* start SUPPLIED MATERIAL *

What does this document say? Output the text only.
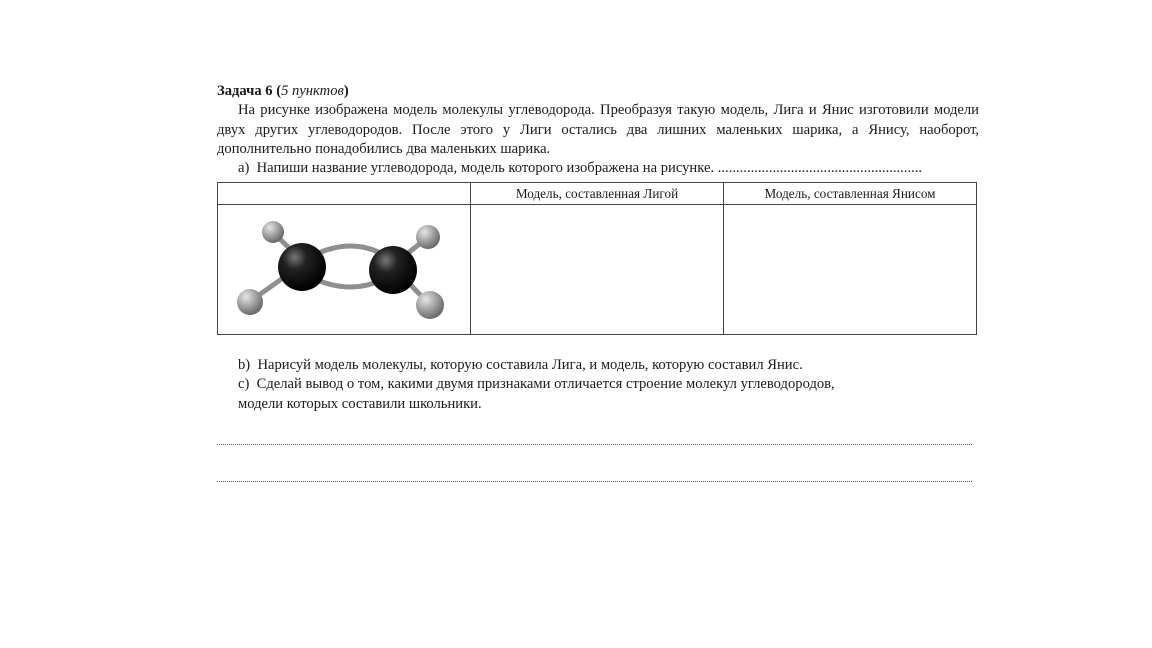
Задача 6 (5 пунктов)

На рисунке изображена модель молекулы углеводорода. Преобразуя такую модель, Лига и Янис изготовили модели двух других углеводородов. После этого у Лиги остались два лишних маленьких шарика, а Янису, наоборот, дополнительно понадобились два маленьких шарика.

a) Напиши название углеводорода, модель которого изображена на рисунке. ........................................................

	Модель, составленная Лигой	Модель, составленная Янисом

b) Нарисуй модель молекулы, которую составила Лига, и модель, которую составил Янис.

c) Сделай вывод о том, какими двумя признаками отличается строение молекул углеводородов,

модели которых составили школьники.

* end SUPPLIED MATERIAL *

_WHAT IS EXPECTED_.
Give every line back word for word and leave the pictures out.

_WRITTEN ANSWER_.
What does this document say? Output the text only.
Задача 6 (5 пунктов)

На рисунке изображена модель молекулы углеводорода. Преобразуя такую модель, Лига и Янис изготовили модели двух других углеводородов. После этого у Лиги остались два лишних маленьких шарика, а Янису, наоборот, дополнительно понадобились два маленьких шарика.

a) Напиши название углеводорода, модель которого изображена на рисунке. ........................................................

	Модель, составленная Лигой	Модель, составленная Янисом

b) Нарисуй модель молекулы, которую составила Лига, и модель, которую составил Янис.

c) Сделай вывод о том, какими двумя признаками отличается строение молекул углеводородов,

модели которых составили школьники.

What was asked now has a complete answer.